Records for this task:
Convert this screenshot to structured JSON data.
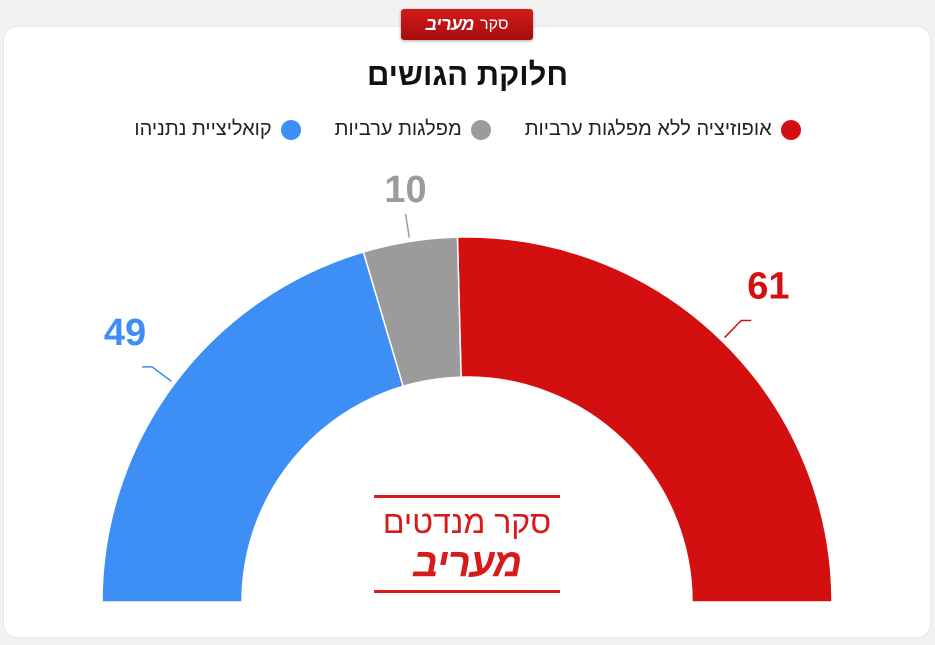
{
  "badge": {
    "word": "סקר",
    "brand": "מעריב"
  },
  "chart_data": {
    "type": "pie",
    "subtype": "half-donut",
    "title": "חלוקת הגושים",
    "legend_position": "top",
    "series": [
      {
        "name": "אופוזיציה ללא מפלגות ערביות",
        "value": 61,
        "color": "#d40f0f"
      },
      {
        "name": "מפלגות ערביות",
        "value": 10,
        "color": "#9b9b9b"
      },
      {
        "name": "קואליציית נתניהו",
        "value": 49,
        "color": "#3d8ef5"
      }
    ]
  },
  "center_logo": {
    "survey": "סקר מנדטים",
    "brand": "מעריב"
  }
}
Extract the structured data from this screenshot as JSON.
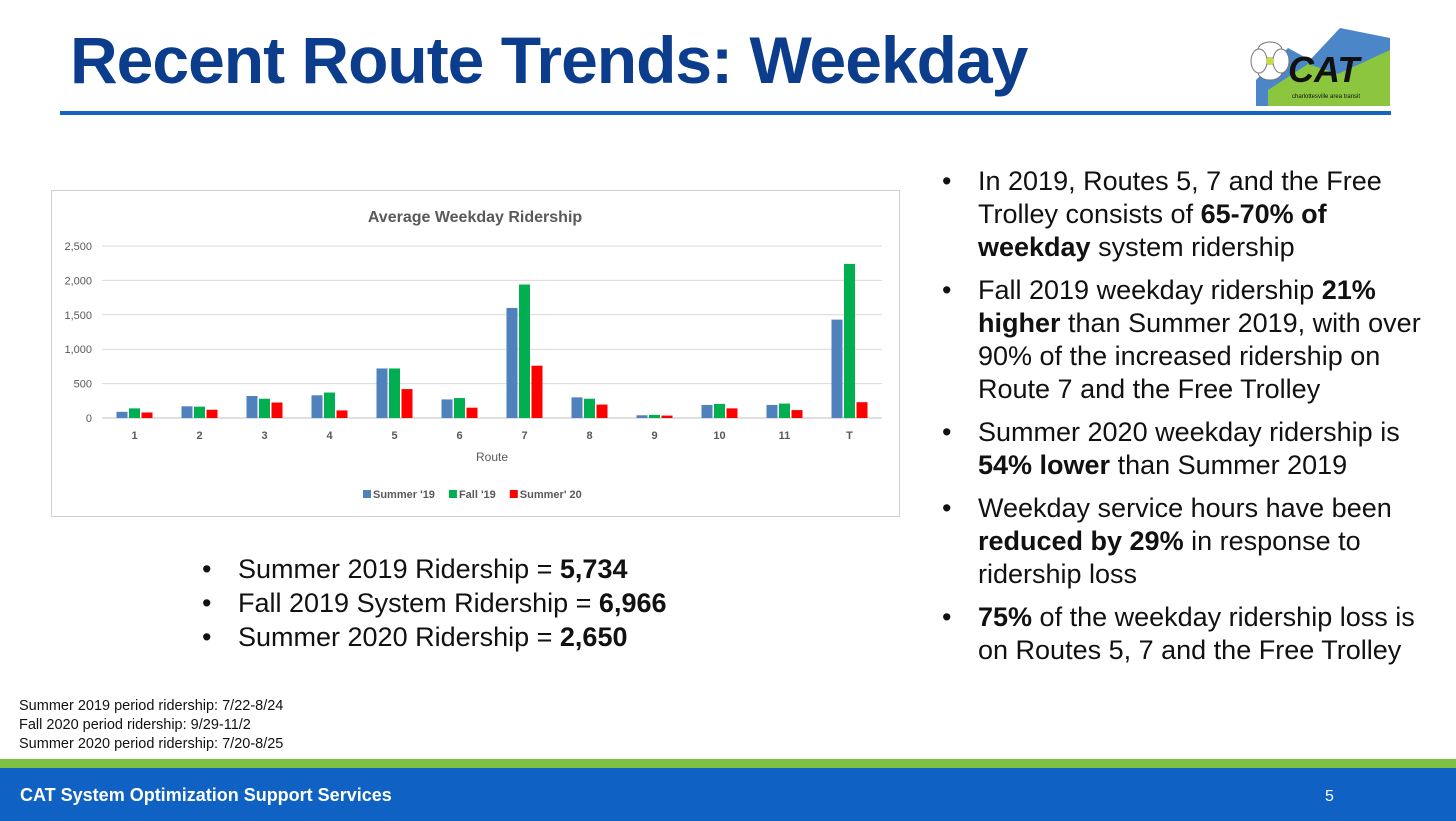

Exercise task: Pictures in the records above are not copied; print everything else exactly.

Answer in full:
Convert this screenshot to structured JSON data.
{
  "badge": {
    "word": "סקר",
    "brand": "מעריב"
  },
  "chart_data": {
    "type": "pie",
    "subtype": "half-donut",
    "title": "חלוקת הגושים",
    "legend_position": "top",
    "series": [
      {
        "name": "אופוזיציה ללא מפלגות ערביות",
        "value": 61,
        "color": "#d40f0f"
      },
      {
        "name": "מפלגות ערביות",
        "value": 10,
        "color": "#9b9b9b"
      },
      {
        "name": "קואליציית נתניהו",
        "value": 49,
        "color": "#3d8ef5"
      }
    ]
  },
  "center_logo": {
    "survey": "סקר מנדטים",
    "brand": "מעריב"
  }
}
Extract the structured data from this screenshot as JSON.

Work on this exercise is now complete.